### Task details
Please retype the data in full and exactly; the pictures are not part of the copy.

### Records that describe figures
----

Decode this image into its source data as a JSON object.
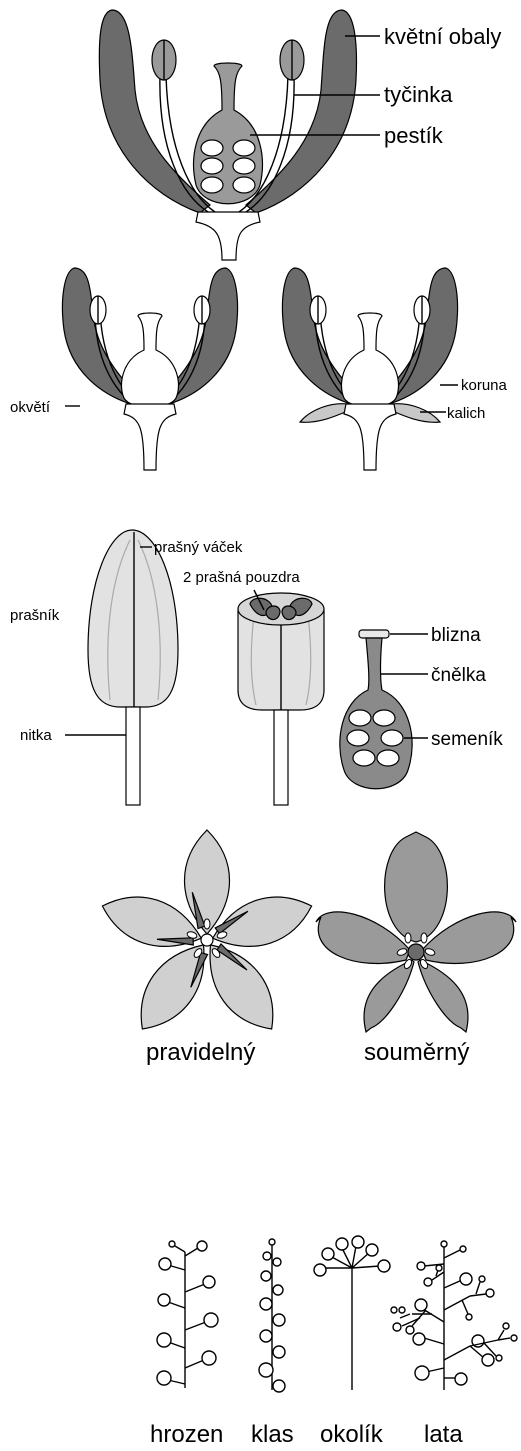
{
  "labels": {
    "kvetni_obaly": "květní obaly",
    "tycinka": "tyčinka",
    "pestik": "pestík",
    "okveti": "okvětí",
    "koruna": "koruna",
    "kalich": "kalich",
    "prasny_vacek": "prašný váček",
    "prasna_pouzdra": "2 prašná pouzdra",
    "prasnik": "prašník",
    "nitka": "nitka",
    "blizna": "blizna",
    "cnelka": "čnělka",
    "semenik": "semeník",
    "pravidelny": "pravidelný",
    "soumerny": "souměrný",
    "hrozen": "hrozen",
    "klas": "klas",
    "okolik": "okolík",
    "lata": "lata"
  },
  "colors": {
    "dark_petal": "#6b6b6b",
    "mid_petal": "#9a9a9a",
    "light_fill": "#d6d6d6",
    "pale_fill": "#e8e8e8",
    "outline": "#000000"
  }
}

----

### The result
Decode this image into its source data as a JSON object.
{
  "labels": {
    "kvetni_obaly": "květní obaly",
    "tycinka": "tyčinka",
    "pestik": "pestík",
    "okveti": "okvětí",
    "koruna": "koruna",
    "kalich": "kalich",
    "prasny_vacek": "prašný váček",
    "prasna_pouzdra": "2 prašná pouzdra",
    "prasnik": "prašník",
    "nitka": "nitka",
    "blizna": "blizna",
    "cnelka": "čnělka",
    "semenik": "semeník",
    "pravidelny": "pravidelný",
    "soumerny": "souměrný",
    "hrozen": "hrozen",
    "klas": "klas",
    "okolik": "okolík",
    "lata": "lata"
  },
  "colors": {
    "dark_petal": "#6b6b6b",
    "mid_petal": "#9a9a9a",
    "light_fill": "#d6d6d6",
    "pale_fill": "#e8e8e8",
    "outline": "#000000"
  }
}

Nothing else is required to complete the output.